*Records supplied*.
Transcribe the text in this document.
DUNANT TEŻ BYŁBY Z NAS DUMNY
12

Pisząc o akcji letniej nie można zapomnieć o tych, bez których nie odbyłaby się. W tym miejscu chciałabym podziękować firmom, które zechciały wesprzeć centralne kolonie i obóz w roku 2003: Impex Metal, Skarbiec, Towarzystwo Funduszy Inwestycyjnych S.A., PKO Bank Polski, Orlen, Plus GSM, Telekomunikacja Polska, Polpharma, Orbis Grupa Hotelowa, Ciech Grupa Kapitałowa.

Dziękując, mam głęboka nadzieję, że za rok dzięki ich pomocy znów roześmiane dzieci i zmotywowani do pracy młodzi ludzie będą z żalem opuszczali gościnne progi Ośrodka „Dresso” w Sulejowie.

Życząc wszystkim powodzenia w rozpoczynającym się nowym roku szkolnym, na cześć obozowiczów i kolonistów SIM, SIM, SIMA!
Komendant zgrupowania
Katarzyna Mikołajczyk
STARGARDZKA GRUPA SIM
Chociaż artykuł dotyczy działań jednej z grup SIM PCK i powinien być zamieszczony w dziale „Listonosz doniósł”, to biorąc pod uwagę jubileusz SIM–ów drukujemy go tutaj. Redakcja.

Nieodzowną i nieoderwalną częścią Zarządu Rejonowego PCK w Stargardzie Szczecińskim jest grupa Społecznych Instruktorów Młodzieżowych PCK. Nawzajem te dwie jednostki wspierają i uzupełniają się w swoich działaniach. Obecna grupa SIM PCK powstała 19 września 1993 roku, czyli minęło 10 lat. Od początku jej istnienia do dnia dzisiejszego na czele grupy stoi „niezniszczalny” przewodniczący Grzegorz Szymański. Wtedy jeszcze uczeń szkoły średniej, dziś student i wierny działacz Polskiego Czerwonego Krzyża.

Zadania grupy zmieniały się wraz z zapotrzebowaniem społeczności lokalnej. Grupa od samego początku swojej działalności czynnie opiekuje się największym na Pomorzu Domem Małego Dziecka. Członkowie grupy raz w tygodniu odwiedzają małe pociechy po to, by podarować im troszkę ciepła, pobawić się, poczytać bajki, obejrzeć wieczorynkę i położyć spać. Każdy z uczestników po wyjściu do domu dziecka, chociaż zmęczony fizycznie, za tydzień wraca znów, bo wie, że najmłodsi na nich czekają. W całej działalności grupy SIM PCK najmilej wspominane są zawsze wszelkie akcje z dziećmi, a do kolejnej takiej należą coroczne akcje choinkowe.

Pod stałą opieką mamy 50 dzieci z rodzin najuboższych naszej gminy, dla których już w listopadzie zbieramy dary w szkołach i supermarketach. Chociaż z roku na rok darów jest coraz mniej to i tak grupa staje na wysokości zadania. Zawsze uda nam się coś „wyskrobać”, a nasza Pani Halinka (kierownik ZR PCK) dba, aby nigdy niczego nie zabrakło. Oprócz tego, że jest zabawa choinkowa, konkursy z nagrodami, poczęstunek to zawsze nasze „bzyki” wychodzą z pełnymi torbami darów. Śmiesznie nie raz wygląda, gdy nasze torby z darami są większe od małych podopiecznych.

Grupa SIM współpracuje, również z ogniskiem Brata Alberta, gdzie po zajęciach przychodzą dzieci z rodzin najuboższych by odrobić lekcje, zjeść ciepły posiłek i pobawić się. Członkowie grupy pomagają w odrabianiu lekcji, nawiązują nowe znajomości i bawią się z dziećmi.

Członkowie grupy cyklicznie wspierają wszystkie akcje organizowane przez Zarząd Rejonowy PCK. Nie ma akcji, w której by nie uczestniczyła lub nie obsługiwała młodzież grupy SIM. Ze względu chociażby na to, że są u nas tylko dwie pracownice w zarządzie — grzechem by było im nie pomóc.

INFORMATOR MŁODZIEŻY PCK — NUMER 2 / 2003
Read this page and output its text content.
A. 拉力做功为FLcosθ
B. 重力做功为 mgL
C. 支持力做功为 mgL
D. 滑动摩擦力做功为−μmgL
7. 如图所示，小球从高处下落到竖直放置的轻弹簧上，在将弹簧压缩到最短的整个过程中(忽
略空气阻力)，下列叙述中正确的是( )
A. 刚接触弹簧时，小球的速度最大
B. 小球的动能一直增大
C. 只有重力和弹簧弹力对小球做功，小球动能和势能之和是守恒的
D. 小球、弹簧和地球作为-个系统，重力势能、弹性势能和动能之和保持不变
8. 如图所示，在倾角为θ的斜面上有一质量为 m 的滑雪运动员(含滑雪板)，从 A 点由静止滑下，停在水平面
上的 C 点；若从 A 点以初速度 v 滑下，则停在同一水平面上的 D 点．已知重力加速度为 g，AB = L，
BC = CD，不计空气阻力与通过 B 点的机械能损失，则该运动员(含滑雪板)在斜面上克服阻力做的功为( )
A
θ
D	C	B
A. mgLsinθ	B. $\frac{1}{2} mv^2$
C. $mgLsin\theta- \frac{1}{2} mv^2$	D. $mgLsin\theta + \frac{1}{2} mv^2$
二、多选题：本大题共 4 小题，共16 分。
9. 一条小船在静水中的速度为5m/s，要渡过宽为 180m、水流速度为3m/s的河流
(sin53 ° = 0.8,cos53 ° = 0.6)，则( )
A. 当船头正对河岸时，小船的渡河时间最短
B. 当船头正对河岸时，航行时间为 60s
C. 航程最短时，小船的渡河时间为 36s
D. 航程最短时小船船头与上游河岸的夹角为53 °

*Problem description*. Where a line holds "含滑雪板", copy it out.

*Solution below*.
8. 如图所示，在倾角为θ的斜面上有一质量为 m 的滑雪运动员(含滑雪板)，从 A 点由静止滑下，停在水平面
BC = CD，不计空气阻力与通过 B 点的机械能损失，则该运动员(含滑雪板)在斜面上克服阻力做的功为( )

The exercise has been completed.